Give the listing below again in full, exactly as written.
#####
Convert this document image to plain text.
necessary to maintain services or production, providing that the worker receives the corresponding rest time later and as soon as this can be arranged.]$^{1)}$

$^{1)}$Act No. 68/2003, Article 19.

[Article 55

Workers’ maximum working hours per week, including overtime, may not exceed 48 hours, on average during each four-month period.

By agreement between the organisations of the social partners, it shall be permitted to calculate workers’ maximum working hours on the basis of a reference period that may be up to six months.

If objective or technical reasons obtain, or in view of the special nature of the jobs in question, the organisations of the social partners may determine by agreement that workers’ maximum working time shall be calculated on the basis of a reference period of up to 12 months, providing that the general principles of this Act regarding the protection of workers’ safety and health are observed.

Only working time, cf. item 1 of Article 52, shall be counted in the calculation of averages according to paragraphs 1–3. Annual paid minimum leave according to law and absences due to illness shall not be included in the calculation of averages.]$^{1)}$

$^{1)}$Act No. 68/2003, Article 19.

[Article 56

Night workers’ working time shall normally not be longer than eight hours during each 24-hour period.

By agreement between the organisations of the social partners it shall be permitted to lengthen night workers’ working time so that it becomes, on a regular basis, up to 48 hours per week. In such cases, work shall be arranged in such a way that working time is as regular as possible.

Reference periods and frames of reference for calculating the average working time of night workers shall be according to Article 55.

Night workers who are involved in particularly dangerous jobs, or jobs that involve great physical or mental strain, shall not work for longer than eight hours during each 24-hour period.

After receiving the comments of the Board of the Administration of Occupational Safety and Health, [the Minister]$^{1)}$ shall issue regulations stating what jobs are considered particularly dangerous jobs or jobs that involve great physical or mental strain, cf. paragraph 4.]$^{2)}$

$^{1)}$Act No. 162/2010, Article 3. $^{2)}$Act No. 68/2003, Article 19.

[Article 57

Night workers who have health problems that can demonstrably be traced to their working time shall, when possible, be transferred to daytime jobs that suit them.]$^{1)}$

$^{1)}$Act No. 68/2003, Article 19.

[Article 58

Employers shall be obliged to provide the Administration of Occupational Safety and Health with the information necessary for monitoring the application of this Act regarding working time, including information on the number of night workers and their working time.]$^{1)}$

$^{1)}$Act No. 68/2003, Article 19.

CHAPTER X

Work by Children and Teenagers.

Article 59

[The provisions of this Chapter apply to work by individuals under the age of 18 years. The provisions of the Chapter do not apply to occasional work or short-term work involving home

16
#####
▶ ANSWER FOR THIS EXERCISE
Convert this document image to plain text.
necessary to maintain services or production, providing that the worker receives the corresponding rest time later and as soon as this can be arranged.]$^{1)}$

$^{1)}$Act No. 68/2003, Article 19.

[Article 55

Workers’ maximum working hours per week, including overtime, may not exceed 48 hours, on average during each four-month period.

By agreement between the organisations of the social partners, it shall be permitted to calculate workers’ maximum working hours on the basis of a reference period that may be up to six months.

If objective or technical reasons obtain, or in view of the special nature of the jobs in question, the organisations of the social partners may determine by agreement that workers’ maximum working time shall be calculated on the basis of a reference period of up to 12 months, providing that the general principles of this Act regarding the protection of workers’ safety and health are observed.

Only working time, cf. item 1 of Article 52, shall be counted in the calculation of averages according to paragraphs 1–3. Annual paid minimum leave according to law and absences due to illness shall not be included in the calculation of averages.]$^{1)}$

$^{1)}$Act No. 68/2003, Article 19.

[Article 56

Night workers’ working time shall normally not be longer than eight hours during each 24-hour period.

By agreement between the organisations of the social partners it shall be permitted to lengthen night workers’ working time so that it becomes, on a regular basis, up to 48 hours per week. In such cases, work shall be arranged in such a way that working time is as regular as possible.

Reference periods and frames of reference for calculating the average working time of night workers shall be according to Article 55.

Night workers who are involved in particularly dangerous jobs, or jobs that involve great physical or mental strain, shall not work for longer than eight hours during each 24-hour period.

After receiving the comments of the Board of the Administration of Occupational Safety and Health, [the Minister]$^{1)}$ shall issue regulations stating what jobs are considered particularly dangerous jobs or jobs that involve great physical or mental strain, cf. paragraph 4.]$^{2)}$

$^{1)}$Act No. 162/2010, Article 3. $^{2)}$Act No. 68/2003, Article 19.

[Article 57

Night workers who have health problems that can demonstrably be traced to their working time shall, when possible, be transferred to daytime jobs that suit them.]$^{1)}$

$^{1)}$Act No. 68/2003, Article 19.

[Article 58

Employers shall be obliged to provide the Administration of Occupational Safety and Health with the information necessary for monitoring the application of this Act regarding working time, including information on the number of night workers and their working time.]$^{1)}$

$^{1)}$Act No. 68/2003, Article 19.

CHAPTER X

Work by Children and Teenagers.

Article 59

[The provisions of this Chapter apply to work by individuals under the age of 18 years. The provisions of the Chapter do not apply to occasional work or short-term work involving home

16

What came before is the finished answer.